◆ **Data for the task**
++++++++++++++++++++

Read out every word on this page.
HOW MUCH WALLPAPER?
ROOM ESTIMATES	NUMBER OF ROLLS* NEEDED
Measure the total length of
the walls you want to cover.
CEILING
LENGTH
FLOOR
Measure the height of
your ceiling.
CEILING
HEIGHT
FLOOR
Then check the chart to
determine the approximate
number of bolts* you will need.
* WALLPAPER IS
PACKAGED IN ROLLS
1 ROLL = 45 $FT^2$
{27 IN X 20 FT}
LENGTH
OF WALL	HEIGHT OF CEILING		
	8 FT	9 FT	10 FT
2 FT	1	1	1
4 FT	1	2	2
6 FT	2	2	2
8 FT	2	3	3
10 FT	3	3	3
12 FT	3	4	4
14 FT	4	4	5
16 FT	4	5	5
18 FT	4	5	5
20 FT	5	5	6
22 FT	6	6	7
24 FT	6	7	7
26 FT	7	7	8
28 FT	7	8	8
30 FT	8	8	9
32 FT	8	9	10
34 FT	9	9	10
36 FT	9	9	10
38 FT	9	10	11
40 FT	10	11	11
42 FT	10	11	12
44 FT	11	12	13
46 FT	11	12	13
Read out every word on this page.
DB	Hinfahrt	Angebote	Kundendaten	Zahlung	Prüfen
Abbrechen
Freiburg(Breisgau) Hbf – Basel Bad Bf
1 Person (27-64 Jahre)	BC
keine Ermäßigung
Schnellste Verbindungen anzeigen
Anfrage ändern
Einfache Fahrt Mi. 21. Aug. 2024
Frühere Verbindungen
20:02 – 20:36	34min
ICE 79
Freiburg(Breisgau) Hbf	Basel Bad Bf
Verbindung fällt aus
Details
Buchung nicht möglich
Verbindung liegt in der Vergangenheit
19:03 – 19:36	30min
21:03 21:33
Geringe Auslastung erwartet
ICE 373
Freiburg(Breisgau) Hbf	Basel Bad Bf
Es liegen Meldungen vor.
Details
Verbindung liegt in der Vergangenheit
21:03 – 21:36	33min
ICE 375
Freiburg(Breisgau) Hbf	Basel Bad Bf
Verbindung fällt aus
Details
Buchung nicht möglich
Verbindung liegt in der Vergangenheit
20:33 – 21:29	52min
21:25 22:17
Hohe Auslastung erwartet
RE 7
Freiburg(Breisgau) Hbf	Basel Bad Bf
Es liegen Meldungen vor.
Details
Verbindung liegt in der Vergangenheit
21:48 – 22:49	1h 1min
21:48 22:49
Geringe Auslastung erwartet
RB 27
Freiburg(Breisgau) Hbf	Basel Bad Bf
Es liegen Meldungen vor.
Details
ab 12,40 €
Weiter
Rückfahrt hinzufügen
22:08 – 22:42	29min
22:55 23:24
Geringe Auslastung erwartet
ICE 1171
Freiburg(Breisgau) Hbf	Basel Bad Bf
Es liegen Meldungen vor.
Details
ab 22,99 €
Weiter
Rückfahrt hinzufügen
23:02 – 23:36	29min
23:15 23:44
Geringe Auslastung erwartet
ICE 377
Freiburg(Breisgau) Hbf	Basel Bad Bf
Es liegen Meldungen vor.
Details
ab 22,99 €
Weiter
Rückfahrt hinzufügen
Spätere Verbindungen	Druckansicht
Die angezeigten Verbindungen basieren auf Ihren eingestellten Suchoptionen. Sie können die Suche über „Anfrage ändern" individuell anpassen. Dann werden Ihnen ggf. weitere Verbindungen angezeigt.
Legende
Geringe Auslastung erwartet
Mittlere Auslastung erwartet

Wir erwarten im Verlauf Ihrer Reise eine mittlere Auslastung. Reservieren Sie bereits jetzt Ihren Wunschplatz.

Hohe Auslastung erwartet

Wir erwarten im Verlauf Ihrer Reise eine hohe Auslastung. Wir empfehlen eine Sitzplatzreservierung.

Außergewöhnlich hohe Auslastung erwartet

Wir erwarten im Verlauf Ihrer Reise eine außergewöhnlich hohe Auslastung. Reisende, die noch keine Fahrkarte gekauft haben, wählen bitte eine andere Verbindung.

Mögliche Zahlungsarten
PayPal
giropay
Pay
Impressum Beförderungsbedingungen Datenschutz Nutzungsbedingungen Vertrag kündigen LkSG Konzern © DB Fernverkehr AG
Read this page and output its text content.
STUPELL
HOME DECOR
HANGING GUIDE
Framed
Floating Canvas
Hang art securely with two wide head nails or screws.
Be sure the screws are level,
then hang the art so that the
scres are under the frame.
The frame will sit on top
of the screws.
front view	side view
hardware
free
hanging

++++++++++++++++++++

Please reproduce every line of the material word for word.

Read out every word on this page.
HOW MUCH WALLPAPER?
ROOM ESTIMATES	NUMBER OF ROLLS* NEEDED
Measure the total length of
the walls you want to cover.
CEILING
LENGTH
FLOOR
Measure the height of
your ceiling.
CEILING
HEIGHT
FLOOR
Then check the chart to
determine the approximate
number of bolts* you will need.
* WALLPAPER IS
PACKAGED IN ROLLS
1 ROLL = 45 $FT^2$
{27 IN X 20 FT}
LENGTH
OF WALL	HEIGHT OF CEILING		
	8 FT	9 FT	10 FT
2 FT	1	1	1
4 FT	1	2	2
6 FT	2	2	2
8 FT	2	3	3
10 FT	3	3	3
12 FT	3	4	4
14 FT	4	4	5
16 FT	4	5	5
18 FT	4	5	5
20 FT	5	5	6
22 FT	6	6	7
24 FT	6	7	7
26 FT	7	7	8
28 FT	7	8	8
30 FT	8	8	9
32 FT	8	9	10
34 FT	9	9	10
36 FT	9	9	10
38 FT	9	10	11
40 FT	10	11	11
42 FT	10	11	12
44 FT	11	12	13
46 FT	11	12	13
Read out every word on this page.
DB	Hinfahrt	Angebote	Kundendaten	Zahlung	Prüfen
Abbrechen
Freiburg(Breisgau) Hbf – Basel Bad Bf
1 Person (27-64 Jahre)	BC
keine Ermäßigung
Schnellste Verbindungen anzeigen
Anfrage ändern
Einfache Fahrt Mi. 21. Aug. 2024
Frühere Verbindungen
20:02 – 20:36	34min
ICE 79
Freiburg(Breisgau) Hbf	Basel Bad Bf
Verbindung fällt aus
Details
Buchung nicht möglich
Verbindung liegt in der Vergangenheit
19:03 – 19:36	30min
21:03 21:33
Geringe Auslastung erwartet
ICE 373
Freiburg(Breisgau) Hbf	Basel Bad Bf
Es liegen Meldungen vor.
Details
Verbindung liegt in der Vergangenheit
21:03 – 21:36	33min
ICE 375
Freiburg(Breisgau) Hbf	Basel Bad Bf
Verbindung fällt aus
Details
Buchung nicht möglich
Verbindung liegt in der Vergangenheit
20:33 – 21:29	52min
21:25 22:17
Hohe Auslastung erwartet
RE 7
Freiburg(Breisgau) Hbf	Basel Bad Bf
Es liegen Meldungen vor.
Details
Verbindung liegt in der Vergangenheit
21:48 – 22:49	1h 1min
21:48 22:49
Geringe Auslastung erwartet
RB 27
Freiburg(Breisgau) Hbf	Basel Bad Bf
Es liegen Meldungen vor.
Details
ab 12,40 €
Weiter
Rückfahrt hinzufügen
22:08 – 22:42	29min
22:55 23:24
Geringe Auslastung erwartet
ICE 1171
Freiburg(Breisgau) Hbf	Basel Bad Bf
Es liegen Meldungen vor.
Details
ab 22,99 €
Weiter
Rückfahrt hinzufügen
23:02 – 23:36	29min
23:15 23:44
Geringe Auslastung erwartet
ICE 377
Freiburg(Breisgau) Hbf	Basel Bad Bf
Es liegen Meldungen vor.
Details
ab 22,99 €
Weiter
Rückfahrt hinzufügen
Spätere Verbindungen	Druckansicht
Die angezeigten Verbindungen basieren auf Ihren eingestellten Suchoptionen. Sie können die Suche über „Anfrage ändern" individuell anpassen. Dann werden Ihnen ggf. weitere Verbindungen angezeigt.
Legende
Geringe Auslastung erwartet
Mittlere Auslastung erwartet

Wir erwarten im Verlauf Ihrer Reise eine mittlere Auslastung. Reservieren Sie bereits jetzt Ihren Wunschplatz.

Hohe Auslastung erwartet

Wir erwarten im Verlauf Ihrer Reise eine hohe Auslastung. Wir empfehlen eine Sitzplatzreservierung.

Außergewöhnlich hohe Auslastung erwartet

Wir erwarten im Verlauf Ihrer Reise eine außergewöhnlich hohe Auslastung. Reisende, die noch keine Fahrkarte gekauft haben, wählen bitte eine andere Verbindung.

Mögliche Zahlungsarten
PayPal
giropay
Pay
Impressum Beförderungsbedingungen Datenschutz Nutzungsbedingungen Vertrag kündigen LkSG Konzern © DB Fernverkehr AG
Read this page and output its text content.
STUPELL
HOME DECOR
HANGING GUIDE
Framed
Floating Canvas
Hang art securely with two wide head nails or screws.
Be sure the screws are level,
then hang the art so that the
scres are under the frame.
The frame will sit on top
of the screws.
front view	side view
hardware
free
hanging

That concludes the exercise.